→ Written instruction
Write the records out again, keeping each line exactly as it is.
---------- Data supplied ----------
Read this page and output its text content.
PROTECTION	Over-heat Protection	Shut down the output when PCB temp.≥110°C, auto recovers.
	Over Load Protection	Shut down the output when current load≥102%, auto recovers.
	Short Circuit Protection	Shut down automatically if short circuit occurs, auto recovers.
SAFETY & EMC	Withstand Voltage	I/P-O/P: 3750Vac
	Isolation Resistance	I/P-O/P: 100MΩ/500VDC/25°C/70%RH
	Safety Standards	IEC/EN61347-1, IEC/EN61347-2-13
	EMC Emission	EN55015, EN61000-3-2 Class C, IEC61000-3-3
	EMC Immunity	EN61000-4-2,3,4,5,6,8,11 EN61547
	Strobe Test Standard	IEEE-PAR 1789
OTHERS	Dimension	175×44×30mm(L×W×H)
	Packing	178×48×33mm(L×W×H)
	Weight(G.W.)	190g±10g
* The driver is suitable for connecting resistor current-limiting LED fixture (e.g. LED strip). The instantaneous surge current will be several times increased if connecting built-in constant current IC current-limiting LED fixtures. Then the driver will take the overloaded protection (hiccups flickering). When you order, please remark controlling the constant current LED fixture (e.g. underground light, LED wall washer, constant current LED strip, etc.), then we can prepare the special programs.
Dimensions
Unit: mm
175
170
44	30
----------
→ Response to this task
Read this page and output its text content.
PROTECTION	Over-heat Protection	Shut down the output when PCB temp.≥110°C, auto recovers.
	Over Load Protection	Shut down the output when current load≥102%, auto recovers.
	Short Circuit Protection	Shut down automatically if short circuit occurs, auto recovers.
SAFETY & EMC	Withstand Voltage	I/P-O/P: 3750Vac
	Isolation Resistance	I/P-O/P: 100MΩ/500VDC/25°C/70%RH
	Safety Standards	IEC/EN61347-1, IEC/EN61347-2-13
	EMC Emission	EN55015, EN61000-3-2 Class C, IEC61000-3-3
	EMC Immunity	EN61000-4-2,3,4,5,6,8,11 EN61547
	Strobe Test Standard	IEEE-PAR 1789
OTHERS	Dimension	175×44×30mm(L×W×H)
	Packing	178×48×33mm(L×W×H)
	Weight(G.W.)	190g±10g
* The driver is suitable for connecting resistor current-limiting LED fixture (e.g. LED strip). The instantaneous surge current will be several times increased if connecting built-in constant current IC current-limiting LED fixtures. Then the driver will take the overloaded protection (hiccups flickering). When you order, please remark controlling the constant current LED fixture (e.g. underground light, LED wall washer, constant current LED strip, etc.), then we can prepare the special programs.
Dimensions
Unit: mm
175
170
44	30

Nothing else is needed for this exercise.